Records from a collection of figures
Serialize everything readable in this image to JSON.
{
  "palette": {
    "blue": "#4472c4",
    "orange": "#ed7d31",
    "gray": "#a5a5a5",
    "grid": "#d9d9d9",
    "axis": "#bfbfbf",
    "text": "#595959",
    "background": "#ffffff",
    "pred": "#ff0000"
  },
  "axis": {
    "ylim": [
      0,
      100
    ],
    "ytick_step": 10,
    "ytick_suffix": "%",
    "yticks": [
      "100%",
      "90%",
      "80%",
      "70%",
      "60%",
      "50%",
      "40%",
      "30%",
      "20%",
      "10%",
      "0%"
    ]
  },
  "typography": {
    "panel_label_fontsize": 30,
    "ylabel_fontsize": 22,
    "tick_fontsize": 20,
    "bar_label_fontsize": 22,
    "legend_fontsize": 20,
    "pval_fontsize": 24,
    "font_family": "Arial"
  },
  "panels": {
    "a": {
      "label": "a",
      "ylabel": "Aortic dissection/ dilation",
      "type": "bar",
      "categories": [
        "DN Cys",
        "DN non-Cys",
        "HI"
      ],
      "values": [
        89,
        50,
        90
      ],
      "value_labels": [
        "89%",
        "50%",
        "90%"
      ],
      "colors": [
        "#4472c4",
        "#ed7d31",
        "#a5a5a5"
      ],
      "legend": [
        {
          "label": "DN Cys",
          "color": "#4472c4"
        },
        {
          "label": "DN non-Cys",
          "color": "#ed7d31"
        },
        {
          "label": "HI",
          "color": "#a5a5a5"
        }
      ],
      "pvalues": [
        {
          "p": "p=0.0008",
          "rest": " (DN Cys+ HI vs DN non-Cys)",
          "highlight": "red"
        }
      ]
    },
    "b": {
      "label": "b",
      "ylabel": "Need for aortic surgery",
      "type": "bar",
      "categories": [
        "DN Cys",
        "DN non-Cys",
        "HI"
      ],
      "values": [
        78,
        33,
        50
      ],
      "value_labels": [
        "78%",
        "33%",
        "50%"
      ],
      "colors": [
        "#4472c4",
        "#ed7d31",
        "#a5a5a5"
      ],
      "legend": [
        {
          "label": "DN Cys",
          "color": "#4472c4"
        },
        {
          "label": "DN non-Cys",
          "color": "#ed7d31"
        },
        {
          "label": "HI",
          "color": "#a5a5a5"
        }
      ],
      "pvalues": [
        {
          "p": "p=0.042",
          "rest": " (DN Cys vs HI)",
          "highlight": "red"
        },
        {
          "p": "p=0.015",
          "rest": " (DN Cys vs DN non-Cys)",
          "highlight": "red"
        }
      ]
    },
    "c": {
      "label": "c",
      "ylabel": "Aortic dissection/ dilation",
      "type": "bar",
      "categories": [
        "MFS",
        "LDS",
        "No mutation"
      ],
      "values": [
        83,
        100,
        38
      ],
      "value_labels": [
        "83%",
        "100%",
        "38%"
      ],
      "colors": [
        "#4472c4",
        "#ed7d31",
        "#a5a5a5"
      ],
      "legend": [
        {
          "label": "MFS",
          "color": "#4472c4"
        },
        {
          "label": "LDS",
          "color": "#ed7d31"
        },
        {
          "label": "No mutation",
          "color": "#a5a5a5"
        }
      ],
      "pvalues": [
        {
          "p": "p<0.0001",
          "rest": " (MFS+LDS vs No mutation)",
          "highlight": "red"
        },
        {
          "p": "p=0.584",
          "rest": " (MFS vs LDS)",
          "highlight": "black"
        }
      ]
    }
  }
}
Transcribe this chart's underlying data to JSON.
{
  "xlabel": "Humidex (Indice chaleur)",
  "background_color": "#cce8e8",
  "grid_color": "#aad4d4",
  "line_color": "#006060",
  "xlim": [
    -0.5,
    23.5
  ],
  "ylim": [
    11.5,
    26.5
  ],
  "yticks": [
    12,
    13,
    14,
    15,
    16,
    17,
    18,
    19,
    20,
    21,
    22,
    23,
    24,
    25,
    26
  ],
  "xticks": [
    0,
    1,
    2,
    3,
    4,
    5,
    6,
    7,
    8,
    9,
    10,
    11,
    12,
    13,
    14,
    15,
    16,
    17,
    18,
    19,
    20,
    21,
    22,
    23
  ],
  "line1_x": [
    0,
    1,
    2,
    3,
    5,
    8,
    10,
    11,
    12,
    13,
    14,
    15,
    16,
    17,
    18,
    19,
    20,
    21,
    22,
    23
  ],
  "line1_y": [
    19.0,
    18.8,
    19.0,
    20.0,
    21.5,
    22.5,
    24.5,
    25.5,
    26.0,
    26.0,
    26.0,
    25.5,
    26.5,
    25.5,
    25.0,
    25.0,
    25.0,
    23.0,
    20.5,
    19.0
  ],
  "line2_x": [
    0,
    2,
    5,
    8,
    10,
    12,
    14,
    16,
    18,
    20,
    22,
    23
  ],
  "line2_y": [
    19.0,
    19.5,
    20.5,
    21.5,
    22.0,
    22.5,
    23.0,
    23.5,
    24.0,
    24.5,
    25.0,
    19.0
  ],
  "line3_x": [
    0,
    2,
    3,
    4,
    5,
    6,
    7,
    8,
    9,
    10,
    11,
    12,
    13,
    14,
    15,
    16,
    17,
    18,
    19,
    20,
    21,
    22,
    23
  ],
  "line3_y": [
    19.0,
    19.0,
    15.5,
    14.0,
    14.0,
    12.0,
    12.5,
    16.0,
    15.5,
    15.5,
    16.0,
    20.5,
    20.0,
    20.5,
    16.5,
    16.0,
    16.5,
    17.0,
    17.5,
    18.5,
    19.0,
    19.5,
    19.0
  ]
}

--

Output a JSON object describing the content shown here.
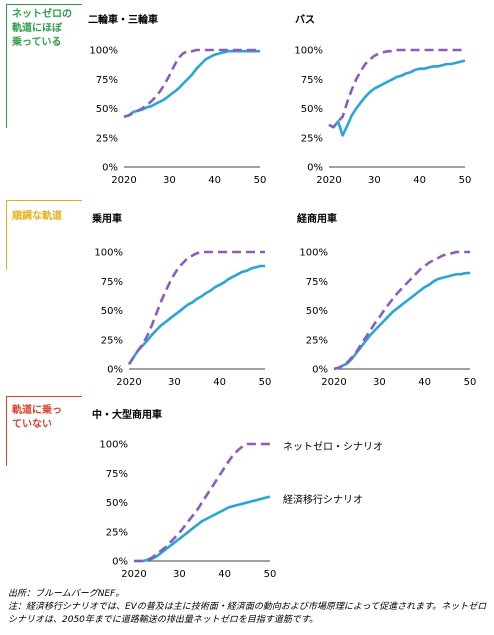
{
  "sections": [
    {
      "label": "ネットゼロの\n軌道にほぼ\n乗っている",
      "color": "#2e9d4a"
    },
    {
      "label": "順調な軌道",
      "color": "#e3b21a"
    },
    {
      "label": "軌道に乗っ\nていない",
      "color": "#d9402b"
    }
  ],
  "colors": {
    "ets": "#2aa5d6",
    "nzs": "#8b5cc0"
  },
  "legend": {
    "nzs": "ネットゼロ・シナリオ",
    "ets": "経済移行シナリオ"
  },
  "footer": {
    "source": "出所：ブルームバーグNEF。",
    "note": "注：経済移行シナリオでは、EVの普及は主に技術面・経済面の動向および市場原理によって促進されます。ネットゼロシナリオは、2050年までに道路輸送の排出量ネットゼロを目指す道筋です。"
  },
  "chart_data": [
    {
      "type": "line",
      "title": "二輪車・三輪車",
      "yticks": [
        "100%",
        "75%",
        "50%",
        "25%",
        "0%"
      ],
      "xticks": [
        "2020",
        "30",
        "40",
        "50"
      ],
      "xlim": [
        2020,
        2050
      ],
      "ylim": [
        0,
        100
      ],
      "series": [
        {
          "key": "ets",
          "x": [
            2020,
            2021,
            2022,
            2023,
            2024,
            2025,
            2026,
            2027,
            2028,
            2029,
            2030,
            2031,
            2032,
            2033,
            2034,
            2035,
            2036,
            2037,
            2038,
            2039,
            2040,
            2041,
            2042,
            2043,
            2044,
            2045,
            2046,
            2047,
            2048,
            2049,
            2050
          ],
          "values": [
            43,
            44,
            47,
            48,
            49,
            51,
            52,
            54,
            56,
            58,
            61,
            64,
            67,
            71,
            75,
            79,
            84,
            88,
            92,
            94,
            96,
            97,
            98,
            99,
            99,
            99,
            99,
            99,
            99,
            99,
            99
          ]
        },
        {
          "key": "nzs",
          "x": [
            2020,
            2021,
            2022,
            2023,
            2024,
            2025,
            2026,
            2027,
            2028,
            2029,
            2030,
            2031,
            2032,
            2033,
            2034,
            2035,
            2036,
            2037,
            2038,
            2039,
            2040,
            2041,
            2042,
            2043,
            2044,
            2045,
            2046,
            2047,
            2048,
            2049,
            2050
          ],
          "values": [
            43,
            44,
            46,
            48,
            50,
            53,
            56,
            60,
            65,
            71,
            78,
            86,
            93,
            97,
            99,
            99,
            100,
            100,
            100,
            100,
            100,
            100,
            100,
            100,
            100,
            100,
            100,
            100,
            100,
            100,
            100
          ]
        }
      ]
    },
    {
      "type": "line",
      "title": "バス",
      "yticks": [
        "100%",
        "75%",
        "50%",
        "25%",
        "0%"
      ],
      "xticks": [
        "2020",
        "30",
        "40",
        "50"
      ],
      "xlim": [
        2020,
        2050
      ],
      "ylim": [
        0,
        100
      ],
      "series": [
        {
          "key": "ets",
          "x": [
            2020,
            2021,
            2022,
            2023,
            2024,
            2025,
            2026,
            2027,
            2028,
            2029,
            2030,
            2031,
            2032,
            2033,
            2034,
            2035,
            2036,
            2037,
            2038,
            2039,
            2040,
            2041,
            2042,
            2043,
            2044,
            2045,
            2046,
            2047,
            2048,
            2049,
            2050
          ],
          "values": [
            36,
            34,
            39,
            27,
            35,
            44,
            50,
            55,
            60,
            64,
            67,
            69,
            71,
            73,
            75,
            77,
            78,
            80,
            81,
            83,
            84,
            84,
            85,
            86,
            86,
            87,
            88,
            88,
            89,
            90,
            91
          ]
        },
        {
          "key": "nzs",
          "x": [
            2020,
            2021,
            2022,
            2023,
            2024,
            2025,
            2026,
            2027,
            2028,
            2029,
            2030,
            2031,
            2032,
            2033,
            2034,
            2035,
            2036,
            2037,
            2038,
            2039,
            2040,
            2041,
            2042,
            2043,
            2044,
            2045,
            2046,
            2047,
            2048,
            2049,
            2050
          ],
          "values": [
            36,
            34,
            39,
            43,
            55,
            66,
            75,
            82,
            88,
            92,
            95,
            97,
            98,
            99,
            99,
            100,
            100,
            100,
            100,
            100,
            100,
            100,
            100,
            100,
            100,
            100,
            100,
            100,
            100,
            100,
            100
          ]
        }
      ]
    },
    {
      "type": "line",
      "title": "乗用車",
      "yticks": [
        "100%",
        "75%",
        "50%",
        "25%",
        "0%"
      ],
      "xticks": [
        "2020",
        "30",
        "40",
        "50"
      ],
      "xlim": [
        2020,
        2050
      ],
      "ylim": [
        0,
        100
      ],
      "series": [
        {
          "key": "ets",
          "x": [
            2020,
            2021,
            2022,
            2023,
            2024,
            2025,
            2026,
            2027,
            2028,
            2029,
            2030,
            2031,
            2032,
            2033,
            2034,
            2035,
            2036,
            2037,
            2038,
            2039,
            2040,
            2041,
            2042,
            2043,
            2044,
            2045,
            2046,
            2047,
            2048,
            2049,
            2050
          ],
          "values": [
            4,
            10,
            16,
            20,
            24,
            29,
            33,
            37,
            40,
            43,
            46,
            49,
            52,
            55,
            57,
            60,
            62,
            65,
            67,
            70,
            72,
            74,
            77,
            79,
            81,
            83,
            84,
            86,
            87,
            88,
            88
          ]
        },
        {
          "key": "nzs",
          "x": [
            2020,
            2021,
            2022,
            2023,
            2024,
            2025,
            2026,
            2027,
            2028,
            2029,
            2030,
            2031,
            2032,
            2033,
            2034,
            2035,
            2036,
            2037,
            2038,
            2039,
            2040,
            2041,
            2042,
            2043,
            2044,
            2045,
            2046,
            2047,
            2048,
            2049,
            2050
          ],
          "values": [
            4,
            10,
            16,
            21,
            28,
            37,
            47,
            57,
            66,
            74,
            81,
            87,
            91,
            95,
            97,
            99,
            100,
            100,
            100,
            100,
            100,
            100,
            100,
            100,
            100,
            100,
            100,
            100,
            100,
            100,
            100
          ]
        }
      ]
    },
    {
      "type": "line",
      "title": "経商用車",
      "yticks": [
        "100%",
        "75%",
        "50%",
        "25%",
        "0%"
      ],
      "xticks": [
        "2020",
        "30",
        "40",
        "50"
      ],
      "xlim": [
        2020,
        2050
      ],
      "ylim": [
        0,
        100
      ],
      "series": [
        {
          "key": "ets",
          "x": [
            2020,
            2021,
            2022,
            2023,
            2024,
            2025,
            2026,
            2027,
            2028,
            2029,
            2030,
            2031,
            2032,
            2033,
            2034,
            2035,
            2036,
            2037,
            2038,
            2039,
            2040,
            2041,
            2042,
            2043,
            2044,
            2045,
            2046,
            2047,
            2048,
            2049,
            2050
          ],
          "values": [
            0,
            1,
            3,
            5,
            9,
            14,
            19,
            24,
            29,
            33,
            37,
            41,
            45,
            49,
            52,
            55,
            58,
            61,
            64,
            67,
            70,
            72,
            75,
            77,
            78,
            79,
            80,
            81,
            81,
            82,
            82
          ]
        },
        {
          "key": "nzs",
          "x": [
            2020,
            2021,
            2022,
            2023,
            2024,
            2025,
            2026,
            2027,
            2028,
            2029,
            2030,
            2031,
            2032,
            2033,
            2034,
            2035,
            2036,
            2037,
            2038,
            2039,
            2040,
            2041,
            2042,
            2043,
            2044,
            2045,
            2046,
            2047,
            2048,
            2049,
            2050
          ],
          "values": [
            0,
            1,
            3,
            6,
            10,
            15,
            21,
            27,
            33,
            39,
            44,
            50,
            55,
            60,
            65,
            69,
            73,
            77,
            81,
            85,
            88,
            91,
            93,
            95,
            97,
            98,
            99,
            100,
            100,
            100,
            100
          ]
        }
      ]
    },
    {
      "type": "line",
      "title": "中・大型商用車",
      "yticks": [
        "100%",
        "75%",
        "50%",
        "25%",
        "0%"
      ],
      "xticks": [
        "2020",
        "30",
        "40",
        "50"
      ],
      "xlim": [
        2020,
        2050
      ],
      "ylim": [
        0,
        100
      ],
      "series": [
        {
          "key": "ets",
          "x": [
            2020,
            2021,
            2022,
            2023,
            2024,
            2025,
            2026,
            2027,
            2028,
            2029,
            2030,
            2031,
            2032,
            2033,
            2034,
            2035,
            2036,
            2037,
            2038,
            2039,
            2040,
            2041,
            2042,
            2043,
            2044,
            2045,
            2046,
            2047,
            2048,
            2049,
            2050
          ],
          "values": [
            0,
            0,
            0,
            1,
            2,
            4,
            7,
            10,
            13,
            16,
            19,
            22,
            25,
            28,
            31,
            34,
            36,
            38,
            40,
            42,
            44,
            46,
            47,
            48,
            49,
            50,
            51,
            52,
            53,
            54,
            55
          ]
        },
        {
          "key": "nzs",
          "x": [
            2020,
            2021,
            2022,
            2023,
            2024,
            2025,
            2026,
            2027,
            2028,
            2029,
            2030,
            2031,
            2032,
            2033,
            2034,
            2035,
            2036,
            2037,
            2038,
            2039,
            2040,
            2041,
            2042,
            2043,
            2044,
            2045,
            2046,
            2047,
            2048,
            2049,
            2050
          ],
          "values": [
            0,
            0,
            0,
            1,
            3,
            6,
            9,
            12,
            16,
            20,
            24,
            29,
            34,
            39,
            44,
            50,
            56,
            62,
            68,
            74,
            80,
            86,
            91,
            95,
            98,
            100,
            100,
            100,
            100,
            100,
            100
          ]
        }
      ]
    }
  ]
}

• **Objective**
List the lines of the records where "mutation" occurs.

• **The solution**
        "No mutation"
          "label": "No mutation",
          "rest": " (MFS+LDS vs No mutation)",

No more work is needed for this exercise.